--- Exercise ---
Copy out the section of the records that begins with the line containing "Patent image size: (886, 883)." and ends with the line containing "The O-ring 29 is at (262, 362).", including both of those lines, with no changes.

################

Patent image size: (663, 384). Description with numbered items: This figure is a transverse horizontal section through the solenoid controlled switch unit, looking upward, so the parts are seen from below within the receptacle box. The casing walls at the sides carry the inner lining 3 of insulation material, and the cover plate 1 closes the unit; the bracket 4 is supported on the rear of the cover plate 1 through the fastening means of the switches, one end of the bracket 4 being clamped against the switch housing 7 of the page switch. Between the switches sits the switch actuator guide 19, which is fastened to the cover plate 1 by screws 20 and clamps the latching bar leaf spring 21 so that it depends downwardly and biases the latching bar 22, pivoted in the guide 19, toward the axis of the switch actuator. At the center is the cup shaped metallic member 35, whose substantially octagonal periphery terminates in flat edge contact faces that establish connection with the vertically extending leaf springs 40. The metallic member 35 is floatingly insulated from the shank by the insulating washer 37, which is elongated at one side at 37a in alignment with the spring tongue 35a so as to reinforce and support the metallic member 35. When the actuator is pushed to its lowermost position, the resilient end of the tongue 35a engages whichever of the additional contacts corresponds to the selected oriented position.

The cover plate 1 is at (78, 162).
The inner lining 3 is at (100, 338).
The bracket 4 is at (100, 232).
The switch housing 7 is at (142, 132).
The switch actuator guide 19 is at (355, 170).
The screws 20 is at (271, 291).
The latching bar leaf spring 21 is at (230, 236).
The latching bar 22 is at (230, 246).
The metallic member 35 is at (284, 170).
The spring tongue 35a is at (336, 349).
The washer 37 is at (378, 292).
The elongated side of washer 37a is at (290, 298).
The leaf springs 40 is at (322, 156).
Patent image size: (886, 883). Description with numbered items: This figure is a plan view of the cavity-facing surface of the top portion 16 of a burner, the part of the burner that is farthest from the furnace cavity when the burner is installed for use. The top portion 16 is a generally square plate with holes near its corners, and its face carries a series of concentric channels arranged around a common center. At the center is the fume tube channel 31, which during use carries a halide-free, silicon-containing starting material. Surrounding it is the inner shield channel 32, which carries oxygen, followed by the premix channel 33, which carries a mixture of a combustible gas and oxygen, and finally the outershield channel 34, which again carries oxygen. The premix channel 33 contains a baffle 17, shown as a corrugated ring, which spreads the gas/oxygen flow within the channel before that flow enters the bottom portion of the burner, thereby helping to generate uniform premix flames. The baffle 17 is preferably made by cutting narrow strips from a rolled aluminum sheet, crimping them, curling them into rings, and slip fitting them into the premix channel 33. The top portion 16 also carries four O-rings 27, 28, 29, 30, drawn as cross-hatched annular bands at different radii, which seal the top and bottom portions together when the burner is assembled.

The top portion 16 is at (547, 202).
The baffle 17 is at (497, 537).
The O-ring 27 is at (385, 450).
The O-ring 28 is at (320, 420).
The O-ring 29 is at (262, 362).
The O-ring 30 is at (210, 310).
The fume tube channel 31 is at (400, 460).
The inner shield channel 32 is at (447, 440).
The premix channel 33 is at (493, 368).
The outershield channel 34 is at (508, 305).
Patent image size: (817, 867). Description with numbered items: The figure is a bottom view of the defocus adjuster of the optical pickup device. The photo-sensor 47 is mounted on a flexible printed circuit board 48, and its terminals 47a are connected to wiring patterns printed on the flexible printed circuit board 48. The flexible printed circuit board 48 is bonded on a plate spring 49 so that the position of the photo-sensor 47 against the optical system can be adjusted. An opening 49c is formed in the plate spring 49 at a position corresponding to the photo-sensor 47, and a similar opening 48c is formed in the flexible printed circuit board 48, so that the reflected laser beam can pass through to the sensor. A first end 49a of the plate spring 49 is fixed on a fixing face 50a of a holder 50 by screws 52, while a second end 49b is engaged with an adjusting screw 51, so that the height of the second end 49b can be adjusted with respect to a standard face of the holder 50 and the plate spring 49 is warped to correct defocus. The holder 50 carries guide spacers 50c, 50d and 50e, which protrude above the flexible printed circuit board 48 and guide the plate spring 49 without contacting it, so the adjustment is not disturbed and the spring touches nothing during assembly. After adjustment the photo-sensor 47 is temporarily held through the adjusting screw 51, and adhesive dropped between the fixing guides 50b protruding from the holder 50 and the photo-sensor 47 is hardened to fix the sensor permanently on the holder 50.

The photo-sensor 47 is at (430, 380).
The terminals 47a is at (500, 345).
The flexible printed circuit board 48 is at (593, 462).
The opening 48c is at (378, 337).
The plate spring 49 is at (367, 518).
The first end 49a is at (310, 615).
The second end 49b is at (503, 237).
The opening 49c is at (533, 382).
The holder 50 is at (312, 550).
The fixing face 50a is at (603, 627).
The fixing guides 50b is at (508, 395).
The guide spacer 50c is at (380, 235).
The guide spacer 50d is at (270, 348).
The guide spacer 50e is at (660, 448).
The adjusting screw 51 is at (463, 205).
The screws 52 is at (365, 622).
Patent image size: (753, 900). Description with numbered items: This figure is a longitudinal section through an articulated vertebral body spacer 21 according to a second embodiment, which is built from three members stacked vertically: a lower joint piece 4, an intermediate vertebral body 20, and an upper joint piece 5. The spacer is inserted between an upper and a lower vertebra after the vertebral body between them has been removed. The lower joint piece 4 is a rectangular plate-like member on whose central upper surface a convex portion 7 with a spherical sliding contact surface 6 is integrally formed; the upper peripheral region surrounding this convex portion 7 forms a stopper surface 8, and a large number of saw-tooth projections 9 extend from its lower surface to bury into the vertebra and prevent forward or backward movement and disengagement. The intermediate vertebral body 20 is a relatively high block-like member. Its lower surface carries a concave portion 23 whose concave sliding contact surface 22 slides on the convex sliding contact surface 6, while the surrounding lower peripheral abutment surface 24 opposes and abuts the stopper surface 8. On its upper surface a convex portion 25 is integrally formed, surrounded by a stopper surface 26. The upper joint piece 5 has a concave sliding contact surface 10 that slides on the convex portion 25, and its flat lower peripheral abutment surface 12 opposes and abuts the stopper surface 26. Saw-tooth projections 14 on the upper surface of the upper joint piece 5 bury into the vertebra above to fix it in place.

################

--- Correct answer ---
Patent image size: (886, 883). Description with numbered items: This figure is a plan view of the cavity-facing surface of the top portion 16 of a burner, the part of the burner that is farthest from the furnace cavity when the burner is installed for use. The top portion 16 is a generally square plate with holes near its corners, and its face carries a series of concentric channels arranged around a common center. At the center is the fume tube channel 31, which during use carries a halide-free, silicon-containing starting material. Surrounding it is the inner shield channel 32, which carries oxygen, followed by the premix channel 33, which carries a mixture of a combustible gas and oxygen, and finally the outershield channel 34, which again carries oxygen. The premix channel 33 contains a baffle 17, shown as a corrugated ring, which spreads the gas/oxygen flow within the channel before that flow enters the bottom portion of the burner, thereby helping to generate uniform premix flames. The baffle 17 is preferably made by cutting narrow strips from a rolled aluminum sheet, crimping them, curling them into rings, and slip fitting them into the premix channel 33. The top portion 16 also carries four O-rings 27, 28, 29, 30, drawn as cross-hatched annular bands at different radii, which seal the top and bottom portions together when the burner is assembled.

The top portion 16 is at (547, 202).
The baffle 17 is at (497, 537).
The O-ring 27 is at (385, 450).
The O-ring 28 is at (320, 420).
The O-ring 29 is at (262, 362).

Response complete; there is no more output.